RECORDS PROVIDED >>

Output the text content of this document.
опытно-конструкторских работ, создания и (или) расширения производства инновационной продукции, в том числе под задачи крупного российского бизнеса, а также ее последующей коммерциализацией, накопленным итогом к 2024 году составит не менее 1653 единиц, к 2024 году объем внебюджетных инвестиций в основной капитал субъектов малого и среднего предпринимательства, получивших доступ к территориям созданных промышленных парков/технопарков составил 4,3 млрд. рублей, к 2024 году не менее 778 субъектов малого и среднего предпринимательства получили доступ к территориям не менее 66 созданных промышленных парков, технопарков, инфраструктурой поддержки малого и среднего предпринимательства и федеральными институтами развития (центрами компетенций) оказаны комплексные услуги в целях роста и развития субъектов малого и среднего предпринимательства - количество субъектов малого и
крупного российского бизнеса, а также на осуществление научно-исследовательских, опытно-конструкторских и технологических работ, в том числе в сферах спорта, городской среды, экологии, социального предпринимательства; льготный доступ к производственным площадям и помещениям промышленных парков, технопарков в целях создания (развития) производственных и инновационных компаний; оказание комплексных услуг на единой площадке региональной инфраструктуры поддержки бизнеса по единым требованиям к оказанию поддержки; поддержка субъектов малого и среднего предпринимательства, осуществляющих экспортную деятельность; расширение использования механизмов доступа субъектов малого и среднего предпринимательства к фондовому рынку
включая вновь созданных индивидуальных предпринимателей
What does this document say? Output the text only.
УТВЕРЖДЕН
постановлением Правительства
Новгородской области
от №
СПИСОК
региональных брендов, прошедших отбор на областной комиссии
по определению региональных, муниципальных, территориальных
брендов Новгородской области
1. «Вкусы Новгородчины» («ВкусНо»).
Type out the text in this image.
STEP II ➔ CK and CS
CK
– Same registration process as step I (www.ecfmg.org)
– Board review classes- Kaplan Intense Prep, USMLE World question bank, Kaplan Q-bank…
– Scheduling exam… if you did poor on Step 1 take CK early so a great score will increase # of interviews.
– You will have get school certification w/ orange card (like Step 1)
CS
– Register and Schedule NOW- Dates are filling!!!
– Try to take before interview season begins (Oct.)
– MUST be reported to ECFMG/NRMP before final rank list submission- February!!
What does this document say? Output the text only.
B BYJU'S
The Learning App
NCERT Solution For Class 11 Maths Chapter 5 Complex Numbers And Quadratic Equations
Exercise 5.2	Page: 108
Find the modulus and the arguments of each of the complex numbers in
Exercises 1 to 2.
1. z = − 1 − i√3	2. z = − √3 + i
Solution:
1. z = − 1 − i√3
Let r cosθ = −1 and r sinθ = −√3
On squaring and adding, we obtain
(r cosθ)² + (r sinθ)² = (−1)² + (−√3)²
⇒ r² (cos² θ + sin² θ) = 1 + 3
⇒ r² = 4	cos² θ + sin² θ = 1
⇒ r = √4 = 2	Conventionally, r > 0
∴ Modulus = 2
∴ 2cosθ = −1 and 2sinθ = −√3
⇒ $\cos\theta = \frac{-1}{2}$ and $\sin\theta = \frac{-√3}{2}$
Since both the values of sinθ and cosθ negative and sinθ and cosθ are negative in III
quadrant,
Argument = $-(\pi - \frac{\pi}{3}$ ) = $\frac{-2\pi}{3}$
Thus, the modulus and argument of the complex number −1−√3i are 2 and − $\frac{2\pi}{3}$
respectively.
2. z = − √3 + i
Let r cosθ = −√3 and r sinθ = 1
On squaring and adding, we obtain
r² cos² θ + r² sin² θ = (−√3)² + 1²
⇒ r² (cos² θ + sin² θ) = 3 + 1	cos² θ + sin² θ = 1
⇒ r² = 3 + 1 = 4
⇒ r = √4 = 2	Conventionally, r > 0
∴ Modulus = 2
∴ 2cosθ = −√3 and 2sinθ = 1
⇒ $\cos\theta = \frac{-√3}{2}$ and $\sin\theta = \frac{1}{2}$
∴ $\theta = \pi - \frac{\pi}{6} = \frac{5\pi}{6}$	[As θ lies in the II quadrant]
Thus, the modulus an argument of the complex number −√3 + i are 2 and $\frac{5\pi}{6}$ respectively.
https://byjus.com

DESCRIPTION OF THE TASK >> The data above must be returned in full, exactly as written.

RESULT BELOW >>
Output the text content of this document.
опытно-конструкторских работ, создания и (или) расширения производства инновационной продукции, в том числе под задачи крупного российского бизнеса, а также ее последующей коммерциализацией, накопленным итогом к 2024 году составит не менее 1653 единиц, к 2024 году объем внебюджетных инвестиций в основной капитал субъектов малого и среднего предпринимательства, получивших доступ к территориям созданных промышленных парков/технопарков составил 4,3 млрд. рублей, к 2024 году не менее 778 субъектов малого и среднего предпринимательства получили доступ к территориям не менее 66 созданных промышленных парков, технопарков, инфраструктурой поддержки малого и среднего предпринимательства и федеральными институтами развития (центрами компетенций) оказаны комплексные услуги в целях роста и развития субъектов малого и среднего предпринимательства - количество субъектов малого и
крупного российского бизнеса, а также на осуществление научно-исследовательских, опытно-конструкторских и технологических работ, в том числе в сферах спорта, городской среды, экологии, социального предпринимательства; льготный доступ к производственным площадям и помещениям промышленных парков, технопарков в целях создания (развития) производственных и инновационных компаний; оказание комплексных услуг на единой площадке региональной инфраструктуры поддержки бизнеса по единым требованиям к оказанию поддержки; поддержка субъектов малого и среднего предпринимательства, осуществляющих экспортную деятельность; расширение использования механизмов доступа субъектов малого и среднего предпринимательства к фондовому рынку
включая вновь созданных индивидуальных предпринимателей
What does this document say? Output the text only.
УТВЕРЖДЕН
постановлением Правительства
Новгородской области
от №
СПИСОК
региональных брендов, прошедших отбор на областной комиссии
по определению региональных, муниципальных, территориальных
брендов Новгородской области
1. «Вкусы Новгородчины» («ВкусНо»).
Type out the text in this image.
STEP II ➔ CK and CS
CK
– Same registration process as step I (www.ecfmg.org)
– Board review classes- Kaplan Intense Prep, USMLE World question bank, Kaplan Q-bank…
– Scheduling exam… if you did poor on Step 1 take CK early so a great score will increase # of interviews.
– You will have get school certification w/ orange card (like Step 1)
CS
– Register and Schedule NOW- Dates are filling!!!
– Try to take before interview season begins (Oct.)
– MUST be reported to ECFMG/NRMP before final rank list submission- February!!
What does this document say? Output the text only.
B BYJU'S
The Learning App
NCERT Solution For Class 11 Maths Chapter 5 Complex Numbers And Quadratic Equations
Exercise 5.2	Page: 108
Find the modulus and the arguments of each of the complex numbers in
Exercises 1 to 2.
1. z = − 1 − i√3	2. z = − √3 + i
Solution:
1. z = − 1 − i√3
Let r cosθ = −1 and r sinθ = −√3
On squaring and adding, we obtain
(r cosθ)² + (r sinθ)² = (−1)² + (−√3)²
⇒ r² (cos² θ + sin² θ) = 1 + 3
⇒ r² = 4	cos² θ + sin² θ = 1
⇒ r = √4 = 2	Conventionally, r > 0
∴ Modulus = 2
∴ 2cosθ = −1 and 2sinθ = −√3
⇒ $\cos\theta = \frac{-1}{2}$ and $\sin\theta = \frac{-√3}{2}$
Since both the values of sinθ and cosθ negative and sinθ and cosθ are negative in III
quadrant,
Argument = $-(\pi - \frac{\pi}{3}$ ) = $\frac{-2\pi}{3}$
Thus, the modulus and argument of the complex number −1−√3i are 2 and − $\frac{2\pi}{3}$
respectively.
2. z = − √3 + i
Let r cosθ = −√3 and r sinθ = 1
On squaring and adding, we obtain
r² cos² θ + r² sin² θ = (−√3)² + 1²
⇒ r² (cos² θ + sin² θ) = 3 + 1	cos² θ + sin² θ = 1
⇒ r² = 3 + 1 = 4
⇒ r = √4 = 2	Conventionally, r > 0
∴ Modulus = 2
∴ 2cosθ = −√3 and 2sinθ = 1
⇒ $\cos\theta = \frac{-√3}{2}$ and $\sin\theta = \frac{1}{2}$
∴ $\theta = \pi - \frac{\pi}{6} = \frac{5\pi}{6}$	[As θ lies in the II quadrant]
Thus, the modulus an argument of the complex number −√3 + i are 2 and $\frac{5\pi}{6}$ respectively.
https://byjus.com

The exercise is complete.